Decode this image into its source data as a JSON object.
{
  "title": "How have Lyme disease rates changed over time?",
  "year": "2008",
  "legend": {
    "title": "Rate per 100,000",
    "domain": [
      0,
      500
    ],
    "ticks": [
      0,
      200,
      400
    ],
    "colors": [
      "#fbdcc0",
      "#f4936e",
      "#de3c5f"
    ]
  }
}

* * *

■ THE EXERCISE
Take the material above and return all of it exactly.

■ WRITTEN SOLUTION
Decode this image into its source data as a JSON object.
{
  "title": "How have Lyme disease rates changed over time?",
  "year": "2008",
  "legend": {
    "title": "Rate per 100,000",
    "domain": [
      0,
      500
    ],
    "ticks": [
      0,
      200,
      400
    ],
    "colors": [
      "#fbdcc0",
      "#f4936e",
      "#de3c5f"
    ]
  }
}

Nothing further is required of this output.